# Aim
Without the pictures, output the records below word for word.

# Records for the task

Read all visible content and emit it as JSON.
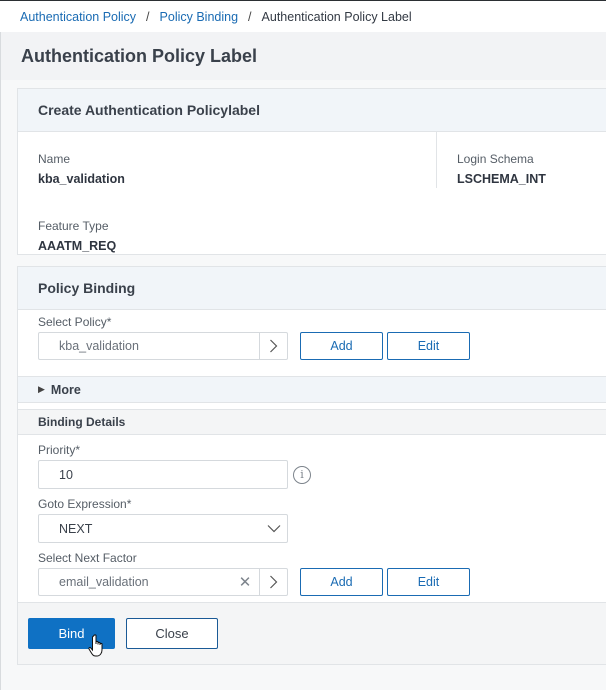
{
  "breadcrumb": {
    "items": [
      "Authentication Policy",
      "Policy Binding"
    ],
    "separator": "/",
    "current": "Authentication Policy Label"
  },
  "page": {
    "title": "Authentication Policy Label"
  },
  "create_panel": {
    "title": "Create Authentication Policylabel",
    "fields": {
      "name": {
        "label": "Name",
        "value": "kba_validation"
      },
      "login_schema": {
        "label": "Login Schema",
        "value": "LSCHEMA_INT"
      },
      "feature_type": {
        "label": "Feature Type",
        "value": "AAATM_REQ"
      }
    }
  },
  "policy_binding": {
    "title": "Policy Binding",
    "select_policy": {
      "label": "Select Policy*",
      "value": "kba_validation"
    },
    "add_label": "Add",
    "edit_label": "Edit",
    "more_label": "More",
    "binding_details": {
      "title": "Binding Details",
      "priority": {
        "label": "Priority*",
        "value": "10"
      },
      "goto_expression": {
        "label": "Goto Expression*",
        "value": "NEXT"
      },
      "next_factor": {
        "label": "Select Next Factor",
        "value": "email_validation"
      },
      "add_label": "Add",
      "edit_label": "Edit"
    }
  },
  "footer": {
    "bind_label": "Bind",
    "close_label": "Close"
  },
  "colors": {
    "accent": "#0f71c4",
    "link": "#1a6bb3"
  }
}
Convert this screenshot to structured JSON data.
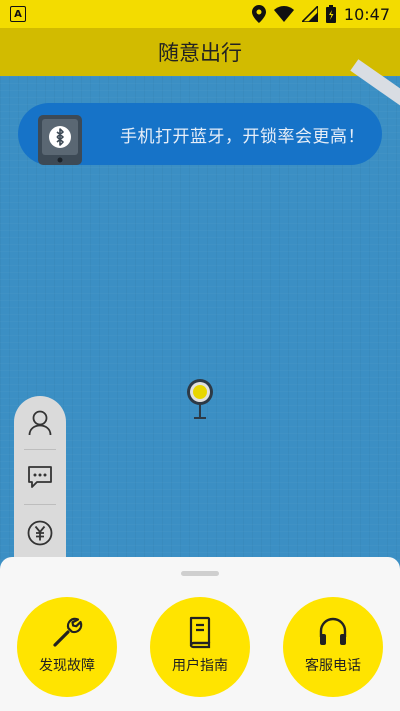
{
  "status_bar": {
    "app_badge": "A",
    "time": "10:47",
    "icons": [
      "location-icon",
      "wifi-icon",
      "signal-icon",
      "battery-icon"
    ]
  },
  "header": {
    "title": "随意出行"
  },
  "banner": {
    "text": "手机打开蓝牙，开锁率会更高！",
    "icon": "bluetooth-phone-icon"
  },
  "side_menu": {
    "items": [
      {
        "icon": "user-icon"
      },
      {
        "icon": "message-icon"
      },
      {
        "icon": "yuan-icon"
      }
    ]
  },
  "bottom_actions": [
    {
      "label": "发现故障",
      "icon": "wrench-icon"
    },
    {
      "label": "用户指南",
      "icon": "book-icon"
    },
    {
      "label": "客服电话",
      "icon": "headphones-icon"
    }
  ],
  "colors": {
    "accent_yellow": "#ffe400",
    "header_yellow": "#d2bb00",
    "map_blue": "#3b8fc4",
    "banner_blue": "#1673c8"
  }
}
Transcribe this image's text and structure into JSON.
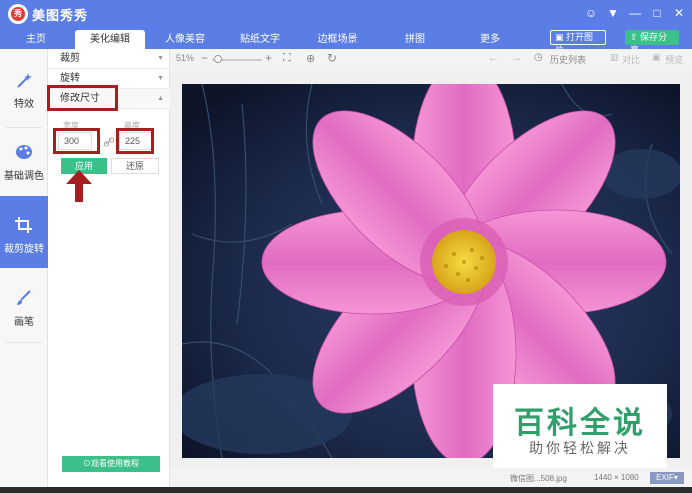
{
  "app": {
    "title": "美图秀秀",
    "logo_char": "秀"
  },
  "window_controls": {
    "chat": "☺",
    "menu": "▼",
    "minimize": "—",
    "maximize": "□",
    "close": "✕"
  },
  "tabs": [
    {
      "label": "主页"
    },
    {
      "label": "美化编辑"
    },
    {
      "label": "人像美容"
    },
    {
      "label": "贴纸文字"
    },
    {
      "label": "边框场景"
    },
    {
      "label": "拼图"
    },
    {
      "label": "更多"
    }
  ],
  "header_buttons": {
    "open": "打开图片",
    "save": "保存分享"
  },
  "sidenav": [
    {
      "label": "特效"
    },
    {
      "label": "基础调色"
    },
    {
      "label": "裁剪旋转"
    },
    {
      "label": "画笔"
    }
  ],
  "panel": {
    "crop": "裁剪",
    "rotate": "旋转",
    "resize": "修改尺寸",
    "width_label": "宽度",
    "height_label": "高度",
    "width_value": "300",
    "height_value": "225",
    "apply": "应用",
    "reset": "还原",
    "tutorial": "观看使用教程"
  },
  "canvas_toolbar": {
    "zoom": "51%",
    "history": "历史列表",
    "compare": "对比",
    "preview": "预览"
  },
  "status": {
    "filename": "微信图...508.jpg",
    "dimensions": "1440 × 1080",
    "exif": "EXIF"
  },
  "watermark": {
    "title": "百科全说",
    "subtitle": "助你轻松解决"
  },
  "colors": {
    "brand": "#5b7de6",
    "accent": "#3cc08a",
    "annotation": "#a51f1f"
  }
}
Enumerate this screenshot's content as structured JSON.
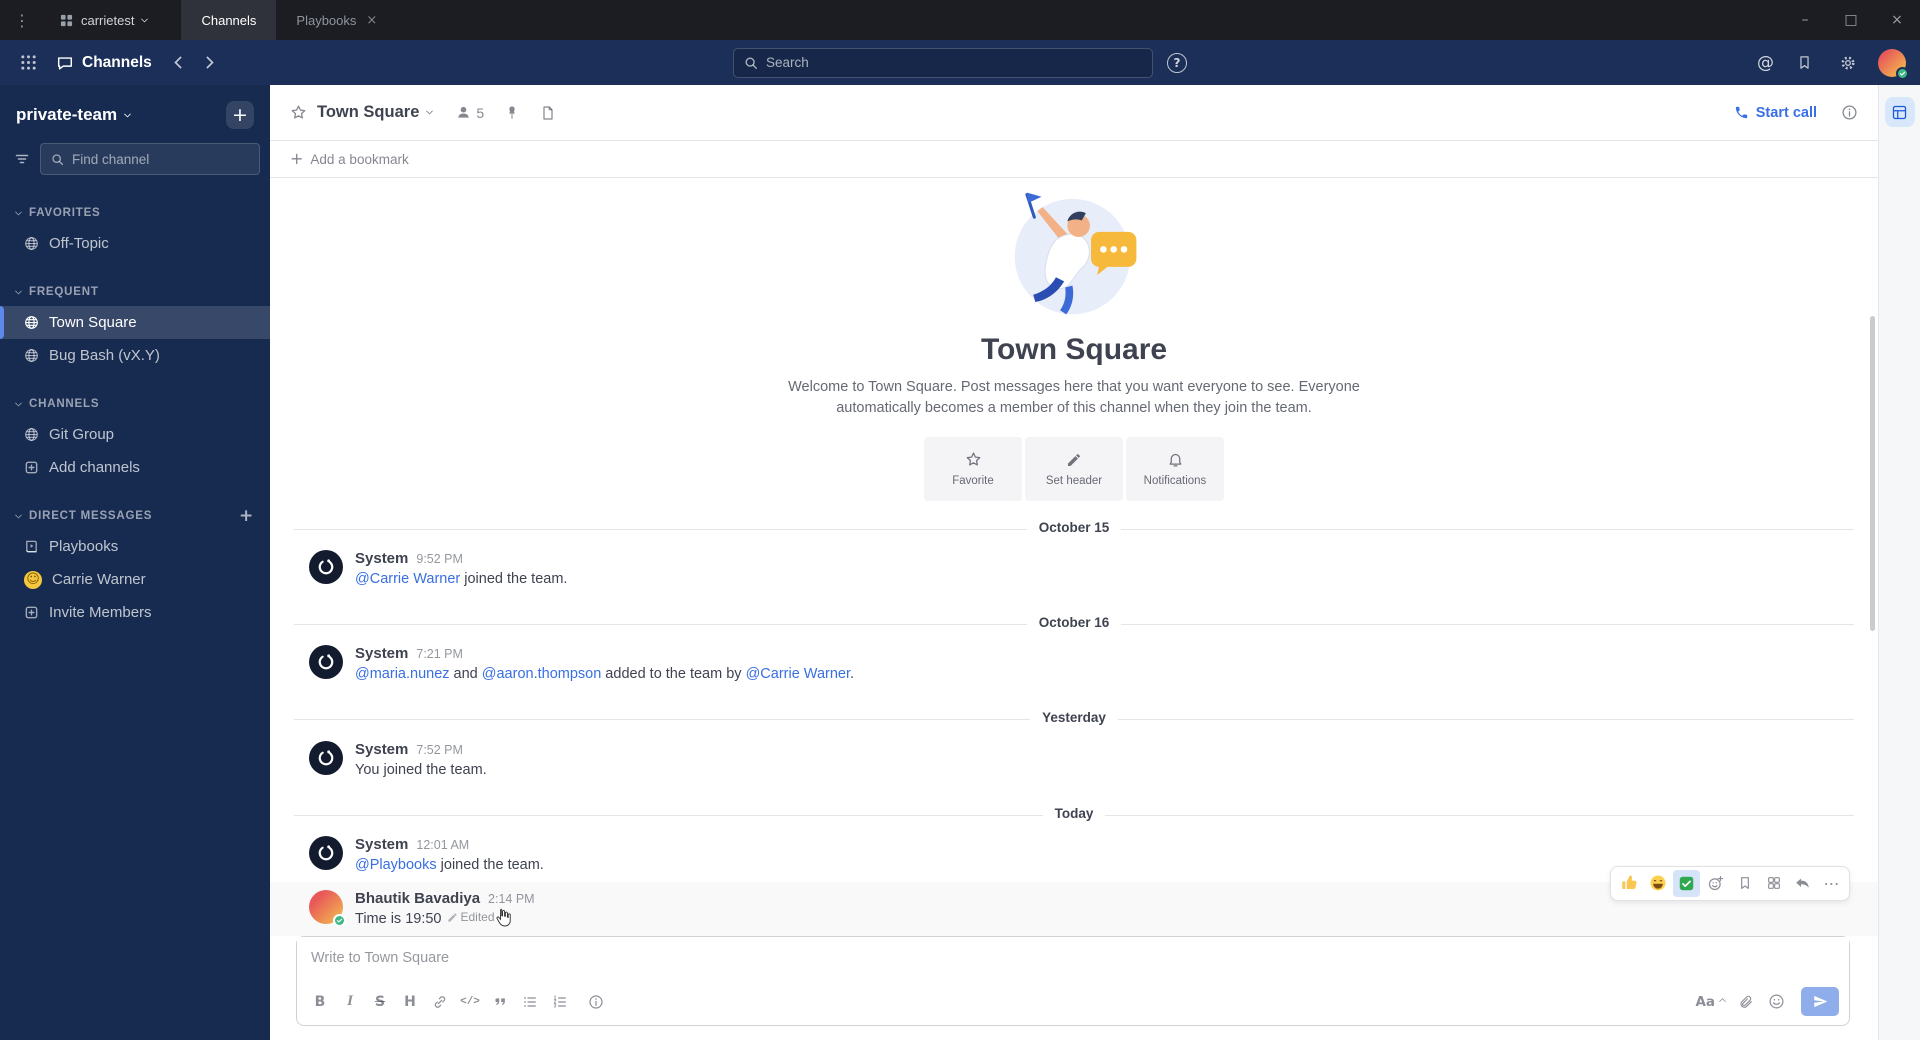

# Result below
Read all visible content and emit it as JSON.
{
  "breadcrumb": {
    "items": [
      "Authentication Policy",
      "Policy Binding"
    ],
    "separator": "/",
    "current": "Authentication Policy Label"
  },
  "page": {
    "title": "Authentication Policy Label"
  },
  "create_panel": {
    "title": "Create Authentication Policylabel",
    "fields": {
      "name": {
        "label": "Name",
        "value": "kba_validation"
      },
      "login_schema": {
        "label": "Login Schema",
        "value": "LSCHEMA_INT"
      },
      "feature_type": {
        "label": "Feature Type",
        "value": "AAATM_REQ"
      }
    }
  },
  "policy_binding": {
    "title": "Policy Binding",
    "select_policy": {
      "label": "Select Policy*",
      "value": "kba_validation"
    },
    "add_label": "Add",
    "edit_label": "Edit",
    "more_label": "More",
    "binding_details": {
      "title": "Binding Details",
      "priority": {
        "label": "Priority*",
        "value": "10"
      },
      "goto_expression": {
        "label": "Goto Expression*",
        "value": "NEXT"
      },
      "next_factor": {
        "label": "Select Next Factor",
        "value": "email_validation"
      },
      "add_label": "Add",
      "edit_label": "Edit"
    }
  },
  "footer": {
    "bind_label": "Bind",
    "close_label": "Close"
  },
  "colors": {
    "accent": "#0f71c4",
    "link": "#1a6bb3"
  }
}
Convert this screenshot to structured JSON data.
{
  "status_bar": {
    "app_badge": "A",
    "time": "10:47",
    "icons": [
      "location-icon",
      "wifi-icon",
      "signal-icon",
      "battery-icon"
    ]
  },
  "header": {
    "title": "随意出行"
  },
  "banner": {
    "text": "手机打开蓝牙，开锁率会更高！",
    "icon": "bluetooth-phone-icon"
  },
  "side_menu": {
    "items": [
      {
        "icon": "user-icon"
      },
      {
        "icon": "message-icon"
      },
      {
        "icon": "yuan-icon"
      }
    ]
  },
  "bottom_actions": [
    {
      "label": "发现故障",
      "icon": "wrench-icon"
    },
    {
      "label": "用户指南",
      "icon": "book-icon"
    },
    {
      "label": "客服电话",
      "icon": "headphones-icon"
    }
  ],
  "colors": {
    "accent_yellow": "#ffe400",
    "header_yellow": "#d2bb00",
    "map_blue": "#3b8fc4",
    "banner_blue": "#1673c8"
  }
}
Transcribe this image's text and structure into JSON.
{
  "app": {
    "title": "美图秀秀",
    "logo_char": "秀"
  },
  "window_controls": {
    "chat": "☺",
    "menu": "▼",
    "minimize": "—",
    "maximize": "□",
    "close": "✕"
  },
  "tabs": [
    {
      "label": "主页"
    },
    {
      "label": "美化编辑"
    },
    {
      "label": "人像美容"
    },
    {
      "label": "贴纸文字"
    },
    {
      "label": "边框场景"
    },
    {
      "label": "拼图"
    },
    {
      "label": "更多"
    }
  ],
  "header_buttons": {
    "open": "打开图片",
    "save": "保存分享"
  },
  "sidenav": [
    {
      "label": "特效"
    },
    {
      "label": "基础调色"
    },
    {
      "label": "裁剪旋转"
    },
    {
      "label": "画笔"
    }
  ],
  "panel": {
    "crop": "裁剪",
    "rotate": "旋转",
    "resize": "修改尺寸",
    "width_label": "宽度",
    "height_label": "高度",
    "width_value": "300",
    "height_value": "225",
    "apply": "应用",
    "reset": "还原",
    "tutorial": "观看使用教程"
  },
  "canvas_toolbar": {
    "zoom": "51%",
    "history": "历史列表",
    "compare": "对比",
    "preview": "预览"
  },
  "status": {
    "filename": "微信图...508.jpg",
    "dimensions": "1440 × 1080",
    "exif": "EXIF"
  },
  "watermark": {
    "title": "百科全说",
    "subtitle": "助你轻松解决"
  },
  "colors": {
    "brand": "#5b7de6",
    "accent": "#3cc08a",
    "annotation": "#a51f1f"
  }
}
Enumerate this screenshot's content as structured JSON.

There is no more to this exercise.